■ WHAT YOU ARE ASKED TO DO
Copy out the lines that have "الفارس" in them.
####
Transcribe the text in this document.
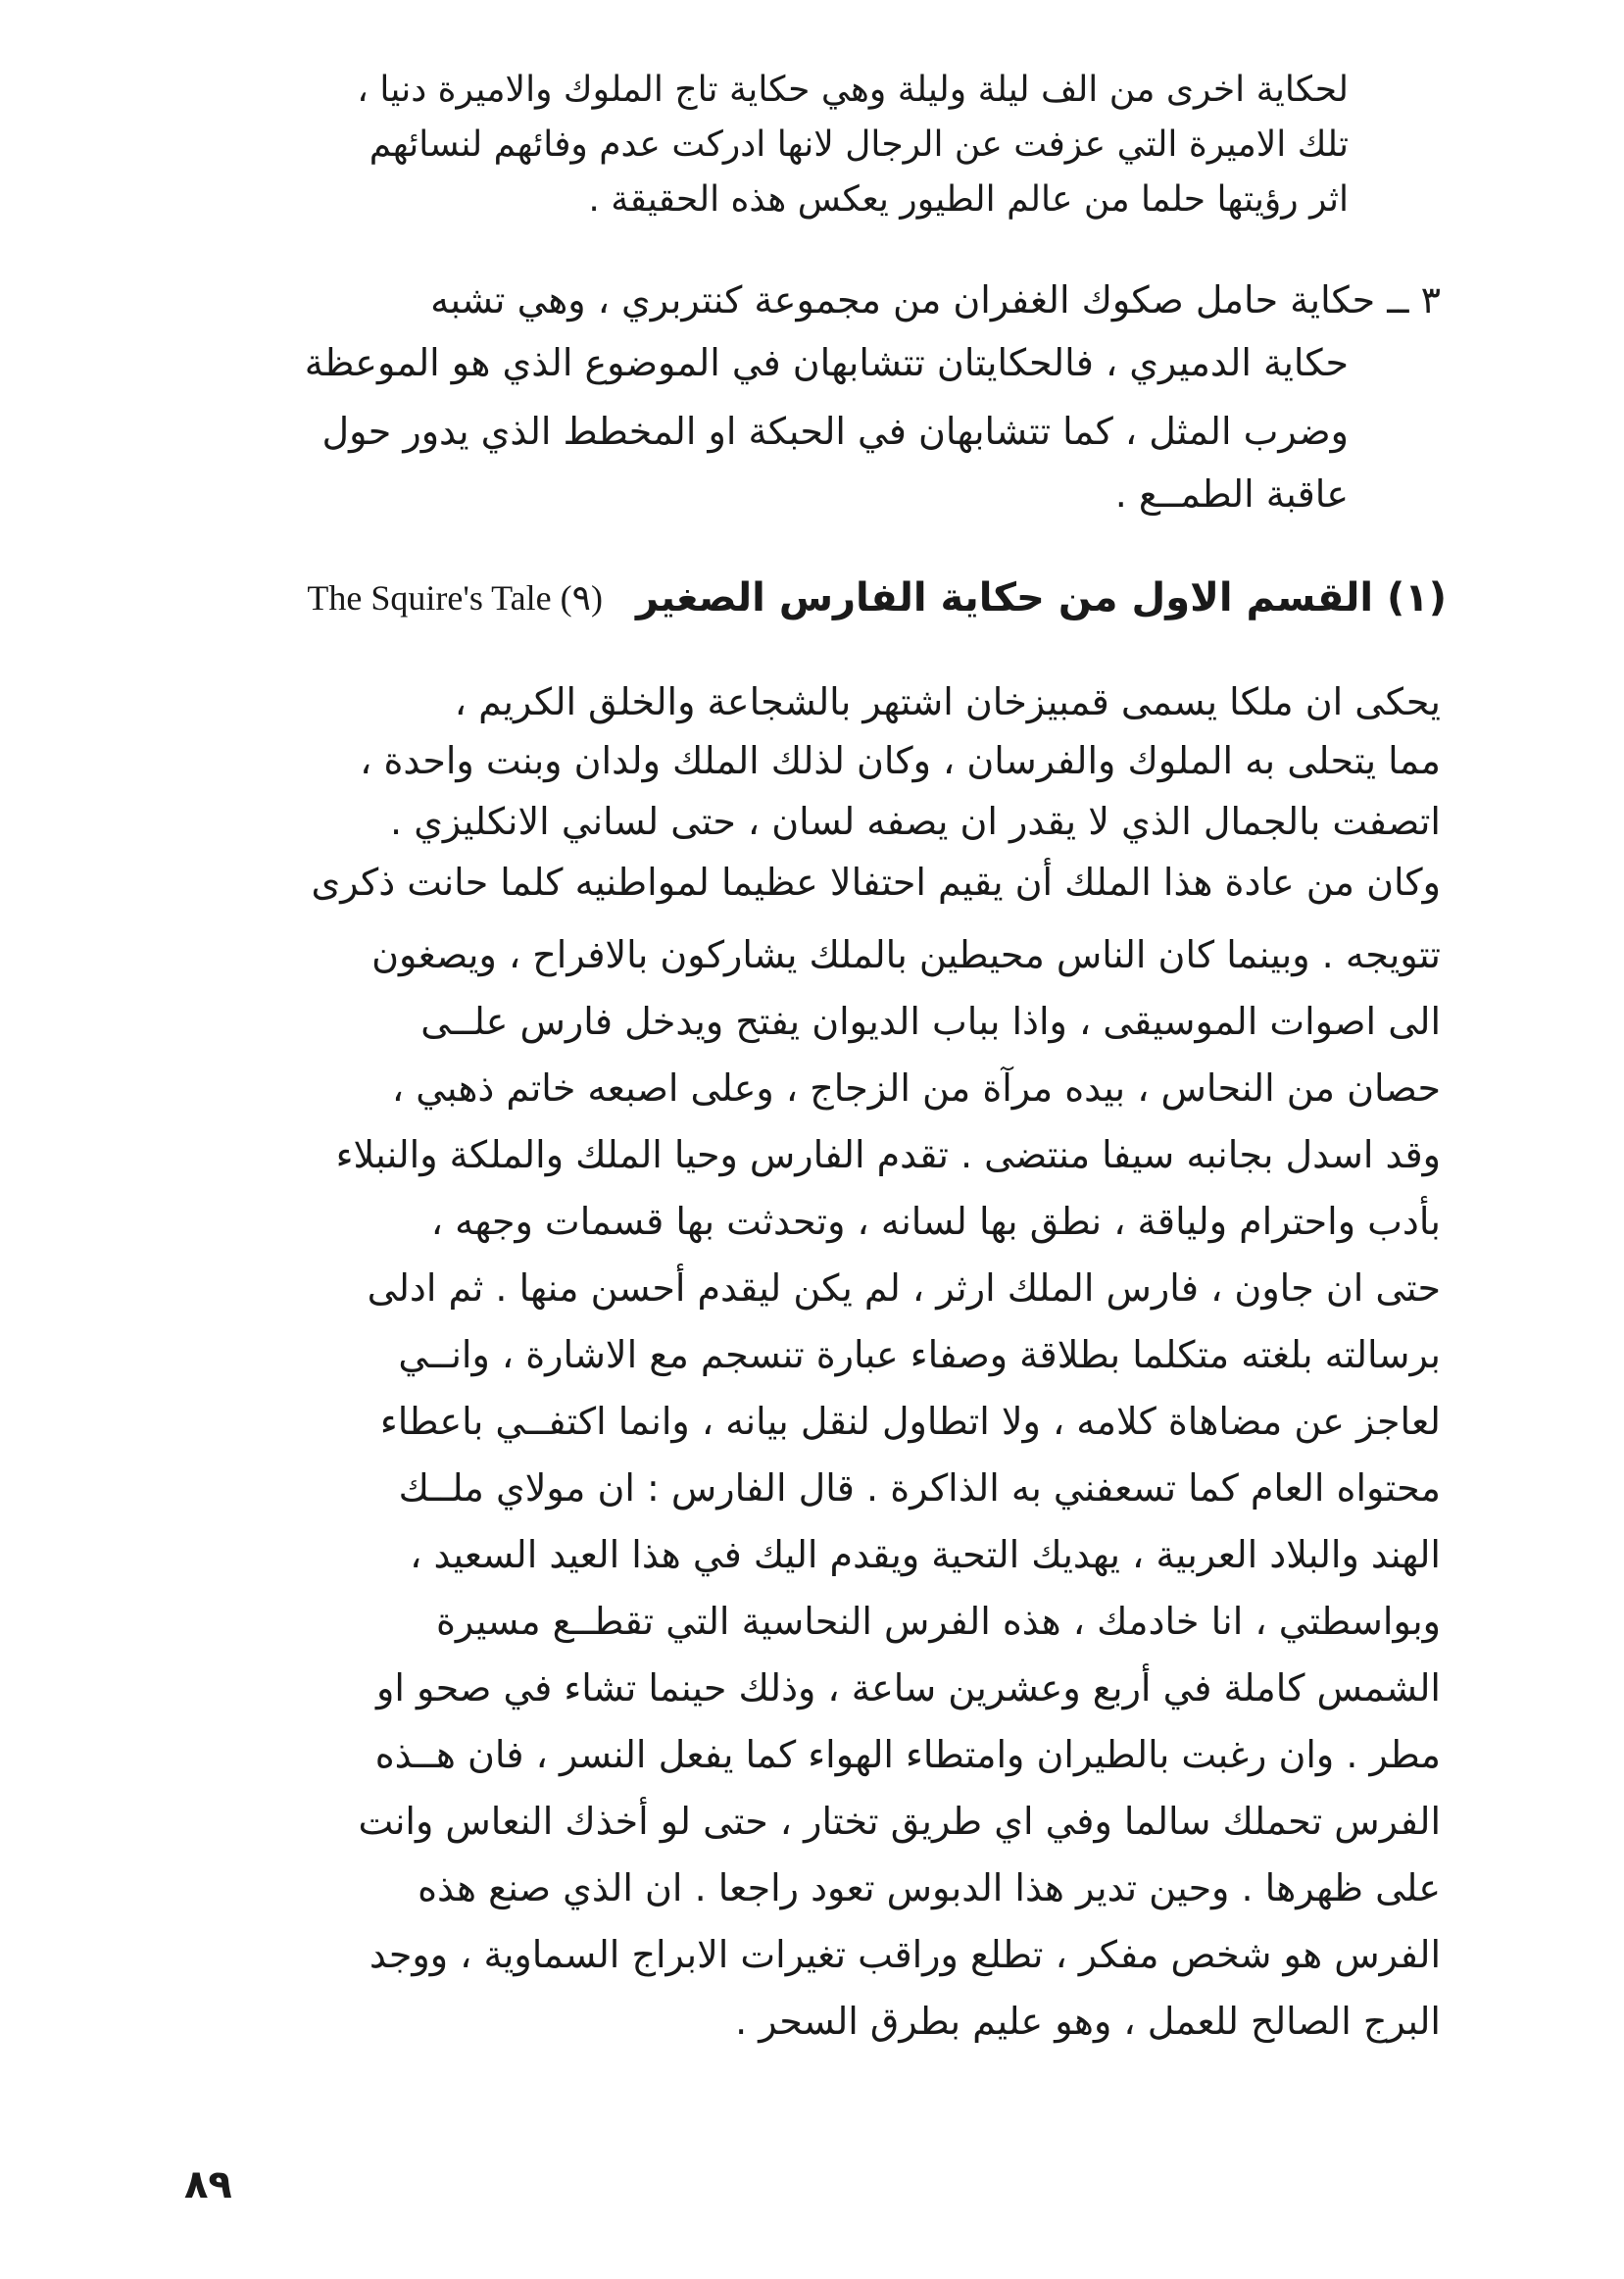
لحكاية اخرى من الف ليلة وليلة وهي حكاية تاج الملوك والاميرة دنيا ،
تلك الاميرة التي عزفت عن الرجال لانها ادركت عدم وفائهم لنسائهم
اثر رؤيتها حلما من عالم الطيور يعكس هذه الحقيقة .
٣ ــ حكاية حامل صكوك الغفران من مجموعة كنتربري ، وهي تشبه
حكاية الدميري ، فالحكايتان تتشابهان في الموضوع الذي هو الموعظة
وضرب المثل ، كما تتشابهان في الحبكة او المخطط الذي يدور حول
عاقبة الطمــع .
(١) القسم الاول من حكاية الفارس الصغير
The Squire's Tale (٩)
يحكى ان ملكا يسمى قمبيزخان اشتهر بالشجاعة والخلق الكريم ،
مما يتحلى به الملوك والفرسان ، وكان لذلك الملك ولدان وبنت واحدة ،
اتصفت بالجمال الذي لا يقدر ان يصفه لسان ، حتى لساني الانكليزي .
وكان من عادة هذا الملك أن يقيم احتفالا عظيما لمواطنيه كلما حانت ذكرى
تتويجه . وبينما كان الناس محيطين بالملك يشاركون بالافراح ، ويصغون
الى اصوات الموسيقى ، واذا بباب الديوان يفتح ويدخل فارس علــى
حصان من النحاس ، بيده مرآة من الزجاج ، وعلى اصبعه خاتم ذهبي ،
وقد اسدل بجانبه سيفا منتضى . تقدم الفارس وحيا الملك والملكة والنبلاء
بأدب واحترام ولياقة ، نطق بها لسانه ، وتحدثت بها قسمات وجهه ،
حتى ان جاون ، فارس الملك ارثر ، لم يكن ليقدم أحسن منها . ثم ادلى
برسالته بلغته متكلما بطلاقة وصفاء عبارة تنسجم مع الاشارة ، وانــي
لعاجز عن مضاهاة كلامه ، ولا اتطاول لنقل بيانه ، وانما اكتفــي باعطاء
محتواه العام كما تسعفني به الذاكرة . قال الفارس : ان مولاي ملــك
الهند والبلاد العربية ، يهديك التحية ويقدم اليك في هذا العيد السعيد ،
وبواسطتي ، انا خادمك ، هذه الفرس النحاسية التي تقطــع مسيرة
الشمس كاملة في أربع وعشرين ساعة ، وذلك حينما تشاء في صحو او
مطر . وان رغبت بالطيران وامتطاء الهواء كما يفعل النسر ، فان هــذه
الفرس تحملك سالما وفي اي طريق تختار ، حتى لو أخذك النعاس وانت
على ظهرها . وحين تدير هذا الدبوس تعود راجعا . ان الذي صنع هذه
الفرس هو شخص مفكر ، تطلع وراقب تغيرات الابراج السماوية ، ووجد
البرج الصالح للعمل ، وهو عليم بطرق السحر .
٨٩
####
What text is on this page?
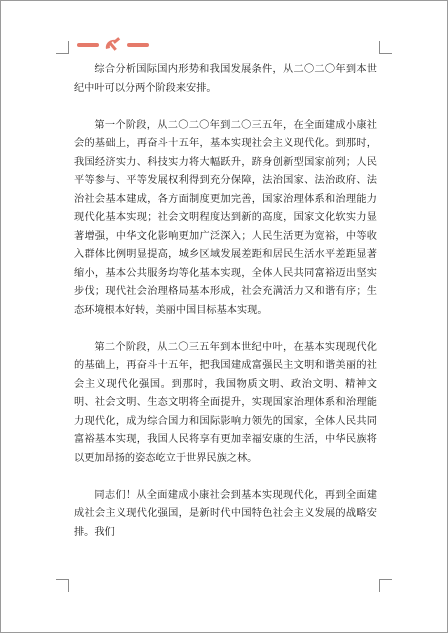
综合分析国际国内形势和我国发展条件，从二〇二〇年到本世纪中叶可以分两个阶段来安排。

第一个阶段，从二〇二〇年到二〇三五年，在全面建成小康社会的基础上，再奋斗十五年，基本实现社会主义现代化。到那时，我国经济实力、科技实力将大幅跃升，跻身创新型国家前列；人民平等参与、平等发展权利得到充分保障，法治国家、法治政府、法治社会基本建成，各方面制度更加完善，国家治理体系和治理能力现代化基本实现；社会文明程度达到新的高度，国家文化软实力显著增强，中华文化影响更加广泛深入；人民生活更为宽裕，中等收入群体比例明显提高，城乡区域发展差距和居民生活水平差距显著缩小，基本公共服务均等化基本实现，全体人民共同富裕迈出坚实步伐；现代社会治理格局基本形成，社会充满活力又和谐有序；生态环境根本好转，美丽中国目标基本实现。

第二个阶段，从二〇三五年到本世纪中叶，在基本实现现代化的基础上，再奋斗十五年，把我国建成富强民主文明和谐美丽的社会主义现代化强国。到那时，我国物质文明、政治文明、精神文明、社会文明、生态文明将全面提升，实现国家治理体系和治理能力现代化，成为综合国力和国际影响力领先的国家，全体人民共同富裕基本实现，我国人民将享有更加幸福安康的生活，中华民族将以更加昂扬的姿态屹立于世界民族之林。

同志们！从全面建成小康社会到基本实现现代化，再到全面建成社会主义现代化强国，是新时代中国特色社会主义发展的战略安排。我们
####
■ SOLUTION TO THE PROBLEM
(١) القسم الاول من حكاية الفارس الصغير
وقد اسدل بجانبه سيفا منتضى . تقدم الفارس وحيا الملك والملكة والنبلاء
محتواه العام كما تسعفني به الذاكرة . قال الفارس : ان مولاي ملــك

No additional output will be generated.